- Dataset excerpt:
┄┄┄┄┄┄

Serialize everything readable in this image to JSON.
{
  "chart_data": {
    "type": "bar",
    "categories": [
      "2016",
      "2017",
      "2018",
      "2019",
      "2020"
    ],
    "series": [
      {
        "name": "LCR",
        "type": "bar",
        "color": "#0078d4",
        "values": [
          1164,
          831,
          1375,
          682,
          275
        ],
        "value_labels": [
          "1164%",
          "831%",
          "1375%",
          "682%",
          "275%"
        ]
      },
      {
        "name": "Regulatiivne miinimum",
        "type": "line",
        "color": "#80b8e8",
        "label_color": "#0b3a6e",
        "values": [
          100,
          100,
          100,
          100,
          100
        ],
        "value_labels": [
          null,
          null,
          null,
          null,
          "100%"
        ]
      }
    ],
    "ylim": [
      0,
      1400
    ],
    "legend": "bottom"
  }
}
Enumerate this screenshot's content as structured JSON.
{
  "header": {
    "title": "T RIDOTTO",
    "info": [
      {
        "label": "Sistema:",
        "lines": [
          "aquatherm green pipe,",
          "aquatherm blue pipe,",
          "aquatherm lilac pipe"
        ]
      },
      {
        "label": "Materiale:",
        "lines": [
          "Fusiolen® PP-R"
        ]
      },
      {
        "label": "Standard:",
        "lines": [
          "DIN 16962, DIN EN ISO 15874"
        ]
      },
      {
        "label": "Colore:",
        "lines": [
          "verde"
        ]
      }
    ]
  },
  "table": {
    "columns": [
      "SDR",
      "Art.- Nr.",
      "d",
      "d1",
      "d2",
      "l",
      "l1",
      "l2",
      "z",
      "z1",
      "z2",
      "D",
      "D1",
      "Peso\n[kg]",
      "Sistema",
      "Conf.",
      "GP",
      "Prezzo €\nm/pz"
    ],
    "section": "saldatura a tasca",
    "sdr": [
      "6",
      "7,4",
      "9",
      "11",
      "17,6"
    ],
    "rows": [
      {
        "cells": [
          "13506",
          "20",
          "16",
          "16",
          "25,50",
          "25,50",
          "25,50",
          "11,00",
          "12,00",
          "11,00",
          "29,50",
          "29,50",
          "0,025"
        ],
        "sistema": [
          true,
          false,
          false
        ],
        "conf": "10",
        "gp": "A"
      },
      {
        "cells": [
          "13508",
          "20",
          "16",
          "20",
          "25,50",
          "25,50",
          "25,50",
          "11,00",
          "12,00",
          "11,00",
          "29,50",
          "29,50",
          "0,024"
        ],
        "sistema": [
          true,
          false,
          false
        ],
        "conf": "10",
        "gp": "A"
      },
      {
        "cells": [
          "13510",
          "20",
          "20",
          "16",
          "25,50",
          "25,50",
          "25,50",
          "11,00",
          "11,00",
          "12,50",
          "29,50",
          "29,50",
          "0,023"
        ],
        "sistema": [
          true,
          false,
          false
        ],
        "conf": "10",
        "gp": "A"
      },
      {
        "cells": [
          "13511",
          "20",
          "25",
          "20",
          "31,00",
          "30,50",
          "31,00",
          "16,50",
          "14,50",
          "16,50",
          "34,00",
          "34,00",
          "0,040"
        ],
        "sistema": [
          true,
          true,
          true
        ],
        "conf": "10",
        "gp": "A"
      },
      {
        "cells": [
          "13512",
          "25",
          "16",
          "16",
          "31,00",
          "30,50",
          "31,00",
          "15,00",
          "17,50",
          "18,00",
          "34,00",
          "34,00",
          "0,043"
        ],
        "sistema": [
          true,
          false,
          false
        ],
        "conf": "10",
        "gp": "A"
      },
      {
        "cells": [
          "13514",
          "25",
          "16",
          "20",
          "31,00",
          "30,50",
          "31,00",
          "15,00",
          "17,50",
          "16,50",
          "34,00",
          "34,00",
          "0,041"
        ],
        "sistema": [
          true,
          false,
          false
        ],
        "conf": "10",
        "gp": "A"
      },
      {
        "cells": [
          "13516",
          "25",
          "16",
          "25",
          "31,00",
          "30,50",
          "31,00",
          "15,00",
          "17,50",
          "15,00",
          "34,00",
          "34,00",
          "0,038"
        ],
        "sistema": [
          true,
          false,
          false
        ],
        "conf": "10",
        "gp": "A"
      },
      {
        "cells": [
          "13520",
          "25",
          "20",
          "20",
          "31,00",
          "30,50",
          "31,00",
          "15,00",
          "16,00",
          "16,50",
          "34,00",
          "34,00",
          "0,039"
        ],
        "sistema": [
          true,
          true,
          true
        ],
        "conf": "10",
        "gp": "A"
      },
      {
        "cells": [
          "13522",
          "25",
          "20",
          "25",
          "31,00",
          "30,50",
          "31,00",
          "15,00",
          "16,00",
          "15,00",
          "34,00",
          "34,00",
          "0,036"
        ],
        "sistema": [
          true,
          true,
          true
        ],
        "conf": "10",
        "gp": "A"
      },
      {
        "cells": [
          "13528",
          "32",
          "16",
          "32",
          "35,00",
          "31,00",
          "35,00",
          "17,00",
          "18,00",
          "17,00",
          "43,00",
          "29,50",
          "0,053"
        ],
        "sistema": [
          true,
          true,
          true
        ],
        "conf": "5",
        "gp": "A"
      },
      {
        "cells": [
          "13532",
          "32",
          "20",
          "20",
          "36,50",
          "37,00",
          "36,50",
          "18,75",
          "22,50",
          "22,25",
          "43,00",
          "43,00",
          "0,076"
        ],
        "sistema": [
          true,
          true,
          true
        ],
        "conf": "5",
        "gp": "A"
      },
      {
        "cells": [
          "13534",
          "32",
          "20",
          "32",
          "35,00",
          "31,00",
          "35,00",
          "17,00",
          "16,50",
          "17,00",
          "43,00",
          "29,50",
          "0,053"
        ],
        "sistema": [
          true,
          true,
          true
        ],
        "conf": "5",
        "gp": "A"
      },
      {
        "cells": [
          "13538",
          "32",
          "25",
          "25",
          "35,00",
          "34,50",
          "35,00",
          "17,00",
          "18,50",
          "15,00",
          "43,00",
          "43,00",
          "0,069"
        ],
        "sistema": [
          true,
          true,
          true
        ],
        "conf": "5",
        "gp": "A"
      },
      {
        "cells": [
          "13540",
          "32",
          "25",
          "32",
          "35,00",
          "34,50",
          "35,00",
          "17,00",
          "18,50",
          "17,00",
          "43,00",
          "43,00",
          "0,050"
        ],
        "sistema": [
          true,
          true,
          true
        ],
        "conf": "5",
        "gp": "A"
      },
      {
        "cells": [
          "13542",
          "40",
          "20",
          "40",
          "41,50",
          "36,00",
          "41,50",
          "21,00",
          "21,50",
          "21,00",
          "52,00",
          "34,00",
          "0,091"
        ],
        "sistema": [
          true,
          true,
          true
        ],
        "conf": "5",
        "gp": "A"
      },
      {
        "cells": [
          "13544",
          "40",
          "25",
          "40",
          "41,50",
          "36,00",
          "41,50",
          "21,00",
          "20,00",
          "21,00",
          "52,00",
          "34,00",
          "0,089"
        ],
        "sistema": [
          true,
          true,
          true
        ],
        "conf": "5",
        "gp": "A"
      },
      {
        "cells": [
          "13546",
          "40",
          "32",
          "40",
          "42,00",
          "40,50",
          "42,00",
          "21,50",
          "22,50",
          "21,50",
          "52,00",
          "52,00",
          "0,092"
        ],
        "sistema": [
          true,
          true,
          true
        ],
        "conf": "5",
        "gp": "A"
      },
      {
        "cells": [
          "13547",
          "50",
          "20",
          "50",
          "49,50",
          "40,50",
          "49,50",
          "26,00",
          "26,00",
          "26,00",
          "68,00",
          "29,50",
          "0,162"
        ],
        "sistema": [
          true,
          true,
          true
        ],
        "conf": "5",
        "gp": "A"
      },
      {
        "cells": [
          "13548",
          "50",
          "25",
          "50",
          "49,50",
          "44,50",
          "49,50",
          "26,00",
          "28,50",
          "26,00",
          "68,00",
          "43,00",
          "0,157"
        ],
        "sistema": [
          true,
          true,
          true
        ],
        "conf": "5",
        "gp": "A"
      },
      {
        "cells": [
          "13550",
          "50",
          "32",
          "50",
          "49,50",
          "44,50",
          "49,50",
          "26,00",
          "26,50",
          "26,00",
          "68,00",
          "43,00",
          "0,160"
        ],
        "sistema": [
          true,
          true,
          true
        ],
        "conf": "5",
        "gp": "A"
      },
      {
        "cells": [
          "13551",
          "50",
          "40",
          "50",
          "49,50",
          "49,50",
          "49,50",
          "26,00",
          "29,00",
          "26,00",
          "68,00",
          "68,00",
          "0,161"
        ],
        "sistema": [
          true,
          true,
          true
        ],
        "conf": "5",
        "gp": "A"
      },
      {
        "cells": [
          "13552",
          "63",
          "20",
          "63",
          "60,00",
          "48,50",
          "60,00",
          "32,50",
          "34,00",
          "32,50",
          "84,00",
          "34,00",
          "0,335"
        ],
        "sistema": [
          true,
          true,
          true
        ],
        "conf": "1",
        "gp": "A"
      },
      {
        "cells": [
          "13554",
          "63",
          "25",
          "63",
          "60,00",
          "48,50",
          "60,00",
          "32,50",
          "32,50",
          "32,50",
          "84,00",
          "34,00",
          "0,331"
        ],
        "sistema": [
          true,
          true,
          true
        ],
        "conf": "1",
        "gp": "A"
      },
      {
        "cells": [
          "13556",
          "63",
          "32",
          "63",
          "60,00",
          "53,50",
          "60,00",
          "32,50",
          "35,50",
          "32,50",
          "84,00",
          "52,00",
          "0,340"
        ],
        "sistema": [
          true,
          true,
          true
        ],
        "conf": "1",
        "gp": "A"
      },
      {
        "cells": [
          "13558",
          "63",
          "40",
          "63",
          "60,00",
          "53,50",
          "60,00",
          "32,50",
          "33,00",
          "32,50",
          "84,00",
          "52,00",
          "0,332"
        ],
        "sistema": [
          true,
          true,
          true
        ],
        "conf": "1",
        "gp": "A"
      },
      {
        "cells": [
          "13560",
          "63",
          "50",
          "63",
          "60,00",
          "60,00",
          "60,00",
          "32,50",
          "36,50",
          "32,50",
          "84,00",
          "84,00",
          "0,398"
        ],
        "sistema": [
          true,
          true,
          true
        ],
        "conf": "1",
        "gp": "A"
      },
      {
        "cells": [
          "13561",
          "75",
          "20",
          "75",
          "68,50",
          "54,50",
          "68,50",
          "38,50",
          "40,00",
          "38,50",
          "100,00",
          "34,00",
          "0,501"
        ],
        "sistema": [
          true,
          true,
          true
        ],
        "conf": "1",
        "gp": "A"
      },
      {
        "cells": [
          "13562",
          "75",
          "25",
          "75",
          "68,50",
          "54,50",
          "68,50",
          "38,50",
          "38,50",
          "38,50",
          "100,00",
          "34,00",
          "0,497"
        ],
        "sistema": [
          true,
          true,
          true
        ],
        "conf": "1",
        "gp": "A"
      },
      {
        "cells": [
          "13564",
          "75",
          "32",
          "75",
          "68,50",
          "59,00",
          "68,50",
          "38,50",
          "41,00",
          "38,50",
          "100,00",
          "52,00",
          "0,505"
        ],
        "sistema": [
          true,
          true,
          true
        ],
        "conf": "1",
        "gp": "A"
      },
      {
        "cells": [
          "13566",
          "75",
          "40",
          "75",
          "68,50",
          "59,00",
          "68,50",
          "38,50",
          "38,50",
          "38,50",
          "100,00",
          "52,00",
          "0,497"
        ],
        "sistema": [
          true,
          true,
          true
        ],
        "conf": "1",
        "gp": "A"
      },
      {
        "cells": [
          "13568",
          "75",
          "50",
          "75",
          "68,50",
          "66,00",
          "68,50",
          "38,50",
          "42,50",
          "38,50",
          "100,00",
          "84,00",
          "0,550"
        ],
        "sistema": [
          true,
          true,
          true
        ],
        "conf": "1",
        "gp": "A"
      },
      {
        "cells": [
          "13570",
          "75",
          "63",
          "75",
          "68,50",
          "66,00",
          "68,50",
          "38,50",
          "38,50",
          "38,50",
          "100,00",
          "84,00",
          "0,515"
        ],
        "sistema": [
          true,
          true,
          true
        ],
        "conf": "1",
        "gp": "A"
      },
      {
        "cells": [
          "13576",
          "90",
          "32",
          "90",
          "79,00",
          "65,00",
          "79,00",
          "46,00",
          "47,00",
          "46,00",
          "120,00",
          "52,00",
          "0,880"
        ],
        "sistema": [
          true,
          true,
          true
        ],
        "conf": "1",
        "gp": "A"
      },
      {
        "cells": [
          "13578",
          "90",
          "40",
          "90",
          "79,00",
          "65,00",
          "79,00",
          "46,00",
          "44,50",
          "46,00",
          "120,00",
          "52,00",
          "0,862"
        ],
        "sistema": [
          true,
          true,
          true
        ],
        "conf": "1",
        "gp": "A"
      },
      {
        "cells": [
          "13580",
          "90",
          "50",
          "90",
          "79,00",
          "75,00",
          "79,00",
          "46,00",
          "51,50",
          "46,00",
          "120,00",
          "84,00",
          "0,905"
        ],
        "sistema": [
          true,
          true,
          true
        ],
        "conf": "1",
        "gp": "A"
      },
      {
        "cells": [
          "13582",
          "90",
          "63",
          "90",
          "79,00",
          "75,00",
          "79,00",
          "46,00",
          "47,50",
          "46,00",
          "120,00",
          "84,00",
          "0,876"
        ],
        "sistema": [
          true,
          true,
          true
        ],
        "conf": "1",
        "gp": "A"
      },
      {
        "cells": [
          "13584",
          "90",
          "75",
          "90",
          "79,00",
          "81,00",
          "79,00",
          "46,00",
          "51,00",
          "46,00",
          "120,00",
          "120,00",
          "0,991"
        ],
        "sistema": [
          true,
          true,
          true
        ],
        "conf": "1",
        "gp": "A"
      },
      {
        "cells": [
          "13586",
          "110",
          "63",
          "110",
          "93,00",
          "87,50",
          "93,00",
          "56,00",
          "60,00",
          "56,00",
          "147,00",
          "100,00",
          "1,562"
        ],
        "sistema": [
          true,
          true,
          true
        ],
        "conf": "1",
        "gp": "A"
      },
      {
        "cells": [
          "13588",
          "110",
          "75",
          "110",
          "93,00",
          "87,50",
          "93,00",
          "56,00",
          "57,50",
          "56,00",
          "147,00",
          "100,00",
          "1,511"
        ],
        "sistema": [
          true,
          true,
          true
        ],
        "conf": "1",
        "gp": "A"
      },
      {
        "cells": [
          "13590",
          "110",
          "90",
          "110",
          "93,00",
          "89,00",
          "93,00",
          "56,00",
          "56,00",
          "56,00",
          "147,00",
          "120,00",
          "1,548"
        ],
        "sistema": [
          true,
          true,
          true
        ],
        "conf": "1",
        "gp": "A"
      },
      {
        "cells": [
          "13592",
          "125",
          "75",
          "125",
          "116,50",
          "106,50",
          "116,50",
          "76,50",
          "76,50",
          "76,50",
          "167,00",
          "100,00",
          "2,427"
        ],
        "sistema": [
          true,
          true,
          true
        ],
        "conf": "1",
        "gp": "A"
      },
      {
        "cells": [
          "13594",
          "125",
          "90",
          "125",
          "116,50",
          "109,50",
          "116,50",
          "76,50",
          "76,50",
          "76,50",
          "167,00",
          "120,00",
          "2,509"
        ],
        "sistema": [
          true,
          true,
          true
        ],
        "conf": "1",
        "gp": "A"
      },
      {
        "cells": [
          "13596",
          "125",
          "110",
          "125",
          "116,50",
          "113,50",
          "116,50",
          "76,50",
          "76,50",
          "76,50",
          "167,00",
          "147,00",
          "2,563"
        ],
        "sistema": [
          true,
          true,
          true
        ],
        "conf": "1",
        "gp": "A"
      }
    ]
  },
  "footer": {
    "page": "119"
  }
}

┄┄┄┄┄┄

- Work to complete:
Which lines hold the word "pipe"? Copy each of them from the records.

- Result of this exercise:
          "aquatherm green pipe,",
          "aquatherm blue pipe,",
          "aquatherm lilac pipe"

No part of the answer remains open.